REQUISITO A:
Segundo o texto apresentado, quem instituiu o Dia Mundial do Doente?
REQUISITO B:
Enumere tudo o que, na citação do Papa Francisco no texto apresentado, não podemos deixar de oferecer aos doentes.
REQUISITO C:
Copie, por favor, o trecho do texto apresentado que começa em "No dia 11 de" e termina em "para este ano.".

TEXTO APRESENTADO:
Do Pároco

No dia 11 de fevereiro deste ano, a Igreja comemora o 30º aniversário do Dia Mundial do Doente, instituído pelo Papa S. João Paulo II para «sensibilizar o povo de Deus, as instituições sanitárias católicas e a sociedade civil para a solicitude com os enfermos e quantos cuidam deles», explicou o Papa Francisco na sua mensagem para este ano.
Com a sinodalidade em vista, é inevitável que nos questionemos como cuidar melhor dos nossos doentes e como tê-los mais presentes nas nossas orações e no nosso tempo. Transcrevo umas palavras preciosas da mensagem do Papa Francisco:

«Na verdade, se a pior discriminação sofrida pelos pobres – e os doentes são pobres de saúde – é a falta dos cuidados espirituais, não podemos exonerar-nos de lhes oferecer a proximidade de Deus, a sua bênção, a sua Palavra, a celebração dos Sacramentos e a proposta dum caminho de crescimento e amadurecimento na fé. A propósito, gostaria de lembrar que a proximidade aos enfermos e o seu cuidado pastoral não competem apenas a alguns ministros especificamente deputados para o efeito; visitar os enfermos é um convite feito por Cristo a todos os seus discípulos. Quantos doentes e quantas pessoas idosas há que vivem em casa e esperam por uma visita! O ministério da consolação é tarefa de todo o batizado, recordando-se das palavras de Jesus: «Estive doente e visitastes-Me».

LINHAS LISTADAS:
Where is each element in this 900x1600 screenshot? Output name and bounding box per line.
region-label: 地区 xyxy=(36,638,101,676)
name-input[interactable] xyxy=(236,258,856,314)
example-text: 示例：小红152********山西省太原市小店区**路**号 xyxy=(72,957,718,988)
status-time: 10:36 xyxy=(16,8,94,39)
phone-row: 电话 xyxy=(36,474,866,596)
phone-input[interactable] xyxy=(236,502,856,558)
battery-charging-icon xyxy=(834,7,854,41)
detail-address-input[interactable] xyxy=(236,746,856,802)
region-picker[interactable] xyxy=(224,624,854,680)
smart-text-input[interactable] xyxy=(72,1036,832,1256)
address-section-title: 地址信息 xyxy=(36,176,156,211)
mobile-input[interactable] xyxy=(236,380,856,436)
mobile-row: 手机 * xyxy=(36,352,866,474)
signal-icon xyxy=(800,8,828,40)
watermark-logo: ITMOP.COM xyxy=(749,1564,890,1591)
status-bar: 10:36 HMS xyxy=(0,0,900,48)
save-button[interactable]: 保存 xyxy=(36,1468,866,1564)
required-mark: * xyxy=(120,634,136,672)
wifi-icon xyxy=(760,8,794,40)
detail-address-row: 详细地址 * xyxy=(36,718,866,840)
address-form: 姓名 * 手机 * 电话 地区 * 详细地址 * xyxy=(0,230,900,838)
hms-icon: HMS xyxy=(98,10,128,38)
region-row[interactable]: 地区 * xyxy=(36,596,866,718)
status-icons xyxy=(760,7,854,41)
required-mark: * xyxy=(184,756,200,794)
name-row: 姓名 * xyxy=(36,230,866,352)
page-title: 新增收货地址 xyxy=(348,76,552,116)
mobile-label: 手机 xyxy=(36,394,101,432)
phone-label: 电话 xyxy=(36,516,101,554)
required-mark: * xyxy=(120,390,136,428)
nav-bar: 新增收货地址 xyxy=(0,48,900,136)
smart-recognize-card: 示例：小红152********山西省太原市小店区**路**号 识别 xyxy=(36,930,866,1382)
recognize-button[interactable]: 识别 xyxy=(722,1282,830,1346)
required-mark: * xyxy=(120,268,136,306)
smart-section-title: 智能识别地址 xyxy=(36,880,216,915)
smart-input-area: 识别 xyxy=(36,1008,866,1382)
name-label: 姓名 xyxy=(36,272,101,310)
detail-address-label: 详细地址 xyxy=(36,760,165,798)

RESPOSTA ESPERADA A:
O Papa S. João Paulo II.

RESPOSTA ESPERADA B:
- a proximidade de Deus
- a sua bênção
- a sua Palavra
- a celebração dos Sacramentos
- a proposta dum caminho de crescimento e amadurecimento na fé

RESPOSTA ESPERADA C:
No dia 11 de fevereiro deste ano, a Igreja comemora o 30º aniversário do Dia Mundial do Doente, instituído pelo Papa S. João Paulo II para «sensibilizar o povo de Deus, as instituições sanitárias católicas e a sociedade civil para a solicitude com os enfermos e quantos cuidam deles», explicou o Papa Francisco na sua mensagem para este ano.